> _GIVEN TASK_: Select all lines holding the word "specificamente" from the entries that follow.

..............................

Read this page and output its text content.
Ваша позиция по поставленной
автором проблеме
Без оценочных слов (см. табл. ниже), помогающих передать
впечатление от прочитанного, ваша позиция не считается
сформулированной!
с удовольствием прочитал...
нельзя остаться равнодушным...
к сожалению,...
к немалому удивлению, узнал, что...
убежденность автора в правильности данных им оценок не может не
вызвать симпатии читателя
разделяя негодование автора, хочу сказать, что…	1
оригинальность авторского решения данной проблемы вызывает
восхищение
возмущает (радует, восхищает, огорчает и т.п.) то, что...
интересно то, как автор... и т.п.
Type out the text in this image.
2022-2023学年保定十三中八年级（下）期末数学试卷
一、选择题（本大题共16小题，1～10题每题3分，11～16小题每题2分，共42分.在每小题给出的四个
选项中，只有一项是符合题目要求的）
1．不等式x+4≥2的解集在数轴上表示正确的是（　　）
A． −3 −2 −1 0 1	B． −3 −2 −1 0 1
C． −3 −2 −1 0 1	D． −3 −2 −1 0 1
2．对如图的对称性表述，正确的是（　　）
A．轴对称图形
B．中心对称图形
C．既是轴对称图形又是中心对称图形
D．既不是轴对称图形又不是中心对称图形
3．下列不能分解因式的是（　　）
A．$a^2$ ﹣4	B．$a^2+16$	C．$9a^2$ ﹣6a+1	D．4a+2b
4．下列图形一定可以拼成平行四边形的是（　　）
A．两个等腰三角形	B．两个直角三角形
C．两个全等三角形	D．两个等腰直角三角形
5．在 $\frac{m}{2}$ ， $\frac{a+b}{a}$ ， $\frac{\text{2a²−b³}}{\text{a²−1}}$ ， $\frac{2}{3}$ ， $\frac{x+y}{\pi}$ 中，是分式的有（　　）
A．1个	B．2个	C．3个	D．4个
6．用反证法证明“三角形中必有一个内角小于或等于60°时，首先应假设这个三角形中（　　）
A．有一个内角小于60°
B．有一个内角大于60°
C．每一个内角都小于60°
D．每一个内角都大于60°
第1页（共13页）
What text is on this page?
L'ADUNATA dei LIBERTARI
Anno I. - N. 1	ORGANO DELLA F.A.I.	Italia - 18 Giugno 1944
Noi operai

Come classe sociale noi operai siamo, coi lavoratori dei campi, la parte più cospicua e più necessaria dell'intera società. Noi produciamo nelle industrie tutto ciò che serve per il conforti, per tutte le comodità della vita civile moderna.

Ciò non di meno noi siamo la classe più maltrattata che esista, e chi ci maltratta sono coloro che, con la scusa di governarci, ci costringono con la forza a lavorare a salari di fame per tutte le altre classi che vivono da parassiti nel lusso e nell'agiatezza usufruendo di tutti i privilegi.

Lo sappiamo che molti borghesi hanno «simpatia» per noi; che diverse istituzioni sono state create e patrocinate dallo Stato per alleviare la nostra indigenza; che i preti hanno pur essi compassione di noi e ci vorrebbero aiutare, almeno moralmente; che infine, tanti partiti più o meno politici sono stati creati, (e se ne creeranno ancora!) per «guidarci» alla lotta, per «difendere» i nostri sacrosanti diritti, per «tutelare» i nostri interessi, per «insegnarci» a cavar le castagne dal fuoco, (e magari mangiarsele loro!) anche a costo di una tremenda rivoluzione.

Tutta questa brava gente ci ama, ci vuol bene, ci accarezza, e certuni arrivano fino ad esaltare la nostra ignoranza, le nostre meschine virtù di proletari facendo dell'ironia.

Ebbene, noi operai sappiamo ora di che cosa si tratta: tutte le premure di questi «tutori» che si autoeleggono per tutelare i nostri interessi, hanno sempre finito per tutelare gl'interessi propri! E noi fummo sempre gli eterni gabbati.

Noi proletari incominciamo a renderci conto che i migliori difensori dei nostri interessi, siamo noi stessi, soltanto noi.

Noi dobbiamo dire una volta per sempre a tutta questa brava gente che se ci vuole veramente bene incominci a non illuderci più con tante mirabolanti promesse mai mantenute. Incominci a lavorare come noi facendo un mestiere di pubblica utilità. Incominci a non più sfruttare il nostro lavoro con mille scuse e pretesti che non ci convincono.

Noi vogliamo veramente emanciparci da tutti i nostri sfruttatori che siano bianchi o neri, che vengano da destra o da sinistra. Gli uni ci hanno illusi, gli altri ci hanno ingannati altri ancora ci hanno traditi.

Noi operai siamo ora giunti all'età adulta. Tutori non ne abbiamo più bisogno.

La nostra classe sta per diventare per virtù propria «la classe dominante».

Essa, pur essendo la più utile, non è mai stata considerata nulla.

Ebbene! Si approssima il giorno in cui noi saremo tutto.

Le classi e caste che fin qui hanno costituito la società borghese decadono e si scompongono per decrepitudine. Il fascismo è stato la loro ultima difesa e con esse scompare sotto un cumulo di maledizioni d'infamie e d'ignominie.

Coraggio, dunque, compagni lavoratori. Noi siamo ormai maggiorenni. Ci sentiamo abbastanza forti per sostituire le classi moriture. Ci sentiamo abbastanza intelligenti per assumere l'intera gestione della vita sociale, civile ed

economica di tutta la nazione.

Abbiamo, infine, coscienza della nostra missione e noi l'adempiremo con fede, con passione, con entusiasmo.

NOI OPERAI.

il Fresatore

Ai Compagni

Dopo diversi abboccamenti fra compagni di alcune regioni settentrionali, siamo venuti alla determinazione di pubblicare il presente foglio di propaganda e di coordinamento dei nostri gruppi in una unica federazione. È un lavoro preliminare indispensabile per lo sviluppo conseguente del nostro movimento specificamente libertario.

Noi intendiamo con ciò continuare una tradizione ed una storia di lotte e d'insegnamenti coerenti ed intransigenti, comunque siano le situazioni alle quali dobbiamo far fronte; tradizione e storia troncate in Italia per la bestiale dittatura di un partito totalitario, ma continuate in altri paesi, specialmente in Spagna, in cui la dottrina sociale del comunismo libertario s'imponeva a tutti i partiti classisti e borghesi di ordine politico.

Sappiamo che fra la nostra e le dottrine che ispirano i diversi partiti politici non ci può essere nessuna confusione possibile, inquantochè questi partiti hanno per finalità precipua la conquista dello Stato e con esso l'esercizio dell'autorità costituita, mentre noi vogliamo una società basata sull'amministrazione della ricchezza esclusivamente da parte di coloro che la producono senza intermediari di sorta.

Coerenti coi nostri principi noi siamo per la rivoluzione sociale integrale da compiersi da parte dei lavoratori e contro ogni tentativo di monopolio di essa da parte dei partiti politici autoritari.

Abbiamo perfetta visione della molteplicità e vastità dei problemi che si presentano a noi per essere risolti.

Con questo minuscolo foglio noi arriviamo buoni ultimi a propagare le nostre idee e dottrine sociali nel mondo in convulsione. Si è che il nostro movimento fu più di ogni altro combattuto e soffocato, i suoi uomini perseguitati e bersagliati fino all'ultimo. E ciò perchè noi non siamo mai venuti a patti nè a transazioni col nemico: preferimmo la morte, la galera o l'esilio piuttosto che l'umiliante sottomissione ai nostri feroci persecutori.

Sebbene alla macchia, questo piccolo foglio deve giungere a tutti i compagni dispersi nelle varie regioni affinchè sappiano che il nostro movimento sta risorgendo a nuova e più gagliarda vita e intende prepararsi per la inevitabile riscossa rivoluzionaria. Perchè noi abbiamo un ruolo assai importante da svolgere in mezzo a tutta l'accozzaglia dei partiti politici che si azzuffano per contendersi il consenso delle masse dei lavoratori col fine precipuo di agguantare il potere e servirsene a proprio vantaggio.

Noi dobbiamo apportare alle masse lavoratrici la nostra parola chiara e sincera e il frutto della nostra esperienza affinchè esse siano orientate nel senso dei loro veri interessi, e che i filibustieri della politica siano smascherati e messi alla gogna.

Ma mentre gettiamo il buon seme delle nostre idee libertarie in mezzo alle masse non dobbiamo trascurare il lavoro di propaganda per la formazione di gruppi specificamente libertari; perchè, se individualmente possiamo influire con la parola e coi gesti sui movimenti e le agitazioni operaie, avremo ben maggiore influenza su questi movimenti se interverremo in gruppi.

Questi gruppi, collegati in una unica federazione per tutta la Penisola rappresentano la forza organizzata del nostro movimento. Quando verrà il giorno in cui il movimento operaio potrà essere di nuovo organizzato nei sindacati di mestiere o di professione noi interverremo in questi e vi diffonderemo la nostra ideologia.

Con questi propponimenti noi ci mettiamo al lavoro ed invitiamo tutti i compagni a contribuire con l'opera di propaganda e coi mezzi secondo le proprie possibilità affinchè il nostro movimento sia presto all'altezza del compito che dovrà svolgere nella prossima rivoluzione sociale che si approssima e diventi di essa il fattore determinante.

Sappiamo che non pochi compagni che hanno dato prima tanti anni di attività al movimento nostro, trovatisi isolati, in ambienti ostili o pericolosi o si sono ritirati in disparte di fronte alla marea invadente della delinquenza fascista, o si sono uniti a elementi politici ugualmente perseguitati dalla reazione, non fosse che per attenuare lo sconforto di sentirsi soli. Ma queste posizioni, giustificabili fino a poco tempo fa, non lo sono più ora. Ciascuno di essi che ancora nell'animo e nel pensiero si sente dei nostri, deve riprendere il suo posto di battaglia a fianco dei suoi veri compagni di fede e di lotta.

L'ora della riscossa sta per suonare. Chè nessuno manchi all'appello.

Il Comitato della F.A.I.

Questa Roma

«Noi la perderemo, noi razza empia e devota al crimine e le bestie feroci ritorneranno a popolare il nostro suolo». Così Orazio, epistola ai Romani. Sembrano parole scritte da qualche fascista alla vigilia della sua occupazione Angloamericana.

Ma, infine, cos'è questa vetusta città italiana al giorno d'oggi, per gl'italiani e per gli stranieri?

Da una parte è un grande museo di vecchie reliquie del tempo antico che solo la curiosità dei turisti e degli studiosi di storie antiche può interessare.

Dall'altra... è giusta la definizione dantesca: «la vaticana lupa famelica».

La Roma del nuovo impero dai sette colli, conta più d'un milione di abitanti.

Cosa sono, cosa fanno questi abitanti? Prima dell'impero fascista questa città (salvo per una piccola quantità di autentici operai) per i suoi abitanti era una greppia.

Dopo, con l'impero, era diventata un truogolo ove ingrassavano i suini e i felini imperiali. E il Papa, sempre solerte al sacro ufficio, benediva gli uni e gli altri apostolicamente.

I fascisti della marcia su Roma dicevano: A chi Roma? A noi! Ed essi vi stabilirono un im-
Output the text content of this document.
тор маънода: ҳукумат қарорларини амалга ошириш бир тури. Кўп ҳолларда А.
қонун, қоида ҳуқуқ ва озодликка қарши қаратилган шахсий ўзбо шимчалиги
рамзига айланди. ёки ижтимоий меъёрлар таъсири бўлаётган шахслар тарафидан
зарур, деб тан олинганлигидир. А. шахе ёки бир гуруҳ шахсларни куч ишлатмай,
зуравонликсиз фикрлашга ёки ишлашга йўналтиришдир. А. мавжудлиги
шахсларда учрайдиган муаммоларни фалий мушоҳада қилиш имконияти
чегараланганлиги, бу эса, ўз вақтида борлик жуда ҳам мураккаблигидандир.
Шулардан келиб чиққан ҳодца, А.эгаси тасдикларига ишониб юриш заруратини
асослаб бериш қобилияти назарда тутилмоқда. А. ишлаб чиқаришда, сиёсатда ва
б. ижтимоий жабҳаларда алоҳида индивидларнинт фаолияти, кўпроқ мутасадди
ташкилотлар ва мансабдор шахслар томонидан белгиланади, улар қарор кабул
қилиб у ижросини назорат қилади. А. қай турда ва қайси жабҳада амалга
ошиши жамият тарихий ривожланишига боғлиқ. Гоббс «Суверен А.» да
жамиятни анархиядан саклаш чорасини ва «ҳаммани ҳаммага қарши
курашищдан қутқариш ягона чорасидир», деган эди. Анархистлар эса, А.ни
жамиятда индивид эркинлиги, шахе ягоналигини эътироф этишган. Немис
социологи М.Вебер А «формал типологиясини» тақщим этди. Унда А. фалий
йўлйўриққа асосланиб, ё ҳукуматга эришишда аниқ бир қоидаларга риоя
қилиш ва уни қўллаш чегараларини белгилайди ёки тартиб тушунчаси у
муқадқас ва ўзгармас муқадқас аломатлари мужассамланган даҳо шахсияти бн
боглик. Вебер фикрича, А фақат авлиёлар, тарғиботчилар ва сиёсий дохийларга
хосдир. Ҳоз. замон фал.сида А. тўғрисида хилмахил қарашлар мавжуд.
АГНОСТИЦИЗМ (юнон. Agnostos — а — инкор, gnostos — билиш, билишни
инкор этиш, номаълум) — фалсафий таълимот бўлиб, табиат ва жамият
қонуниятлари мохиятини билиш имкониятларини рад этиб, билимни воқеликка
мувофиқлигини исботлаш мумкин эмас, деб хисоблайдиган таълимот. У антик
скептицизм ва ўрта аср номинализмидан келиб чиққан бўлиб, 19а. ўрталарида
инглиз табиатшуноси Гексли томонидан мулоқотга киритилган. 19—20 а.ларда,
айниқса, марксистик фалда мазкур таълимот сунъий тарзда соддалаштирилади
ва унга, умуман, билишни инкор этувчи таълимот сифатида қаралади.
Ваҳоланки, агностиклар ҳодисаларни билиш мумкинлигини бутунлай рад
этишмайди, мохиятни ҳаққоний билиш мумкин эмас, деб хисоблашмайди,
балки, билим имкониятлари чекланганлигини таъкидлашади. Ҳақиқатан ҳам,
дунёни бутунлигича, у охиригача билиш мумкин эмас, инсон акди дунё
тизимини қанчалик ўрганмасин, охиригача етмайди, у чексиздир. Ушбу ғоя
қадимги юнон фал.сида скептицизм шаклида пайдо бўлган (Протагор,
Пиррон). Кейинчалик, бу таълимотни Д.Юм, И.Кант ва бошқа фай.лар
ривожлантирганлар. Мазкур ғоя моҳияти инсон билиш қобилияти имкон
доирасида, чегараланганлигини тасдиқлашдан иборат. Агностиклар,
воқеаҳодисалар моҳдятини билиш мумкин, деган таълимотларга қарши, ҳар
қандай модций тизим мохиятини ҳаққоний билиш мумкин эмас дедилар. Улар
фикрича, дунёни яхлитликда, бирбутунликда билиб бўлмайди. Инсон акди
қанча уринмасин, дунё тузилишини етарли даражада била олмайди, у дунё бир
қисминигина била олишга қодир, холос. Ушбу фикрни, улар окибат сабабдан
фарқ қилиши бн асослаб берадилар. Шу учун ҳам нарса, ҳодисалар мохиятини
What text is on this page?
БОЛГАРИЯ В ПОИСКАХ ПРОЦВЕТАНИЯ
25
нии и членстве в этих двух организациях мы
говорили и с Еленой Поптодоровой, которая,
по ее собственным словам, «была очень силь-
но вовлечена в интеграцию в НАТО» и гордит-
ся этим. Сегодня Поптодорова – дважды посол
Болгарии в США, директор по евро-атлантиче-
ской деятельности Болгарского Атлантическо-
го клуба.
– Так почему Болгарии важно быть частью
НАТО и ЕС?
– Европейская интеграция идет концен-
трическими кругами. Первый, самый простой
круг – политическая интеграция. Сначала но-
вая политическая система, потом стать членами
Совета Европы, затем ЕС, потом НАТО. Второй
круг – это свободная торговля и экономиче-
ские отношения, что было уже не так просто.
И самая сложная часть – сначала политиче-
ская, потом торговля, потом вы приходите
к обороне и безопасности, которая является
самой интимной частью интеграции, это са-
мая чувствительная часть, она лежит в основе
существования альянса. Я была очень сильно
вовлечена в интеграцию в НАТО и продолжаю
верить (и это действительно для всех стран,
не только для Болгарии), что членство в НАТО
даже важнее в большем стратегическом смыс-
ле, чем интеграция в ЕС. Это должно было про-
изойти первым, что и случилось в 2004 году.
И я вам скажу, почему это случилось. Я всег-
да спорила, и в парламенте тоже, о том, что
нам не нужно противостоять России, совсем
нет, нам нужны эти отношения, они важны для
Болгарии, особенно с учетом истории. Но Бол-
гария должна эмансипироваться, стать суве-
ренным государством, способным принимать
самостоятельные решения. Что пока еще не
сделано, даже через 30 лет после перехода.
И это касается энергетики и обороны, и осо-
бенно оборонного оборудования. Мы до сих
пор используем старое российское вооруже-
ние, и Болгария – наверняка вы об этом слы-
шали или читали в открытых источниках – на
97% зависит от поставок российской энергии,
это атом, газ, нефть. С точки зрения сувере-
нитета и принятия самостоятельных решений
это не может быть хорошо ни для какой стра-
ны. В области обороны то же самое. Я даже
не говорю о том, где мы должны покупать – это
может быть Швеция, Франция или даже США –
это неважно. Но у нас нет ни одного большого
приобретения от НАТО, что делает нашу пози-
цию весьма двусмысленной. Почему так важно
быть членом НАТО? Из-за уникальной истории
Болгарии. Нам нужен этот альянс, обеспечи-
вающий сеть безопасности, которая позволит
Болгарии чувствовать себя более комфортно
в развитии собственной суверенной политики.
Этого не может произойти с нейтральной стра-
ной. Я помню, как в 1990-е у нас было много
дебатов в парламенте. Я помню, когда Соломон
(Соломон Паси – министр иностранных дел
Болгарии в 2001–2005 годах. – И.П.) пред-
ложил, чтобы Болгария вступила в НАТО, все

..............................

> _SOLUTION TO THE PROBLEM_:
Dopo diversi abboccamenti fra compagni di alcune regioni settentrionali, siamo venuti alla determinazione di pubblicare il presente foglio di propaganda e di coordinamento dei nostri gruppi in una unica federazione. È un lavoro preliminare indispensabile per lo sviluppo conseguente del nostro movimento specificamente libertario.
Ma mentre gettiamo il buon seme delle nostre idee libertarie in mezzo alle masse non dobbiamo trascurare il lavoro di propaganda per la formazione di gruppi specificamente libertari; perchè, se individualmente possiamo influire con la parola e coi gesti sui movimenti e le agitazioni operaie, avremo ben maggiore influenza su questi movimenti se interverremo in gruppi.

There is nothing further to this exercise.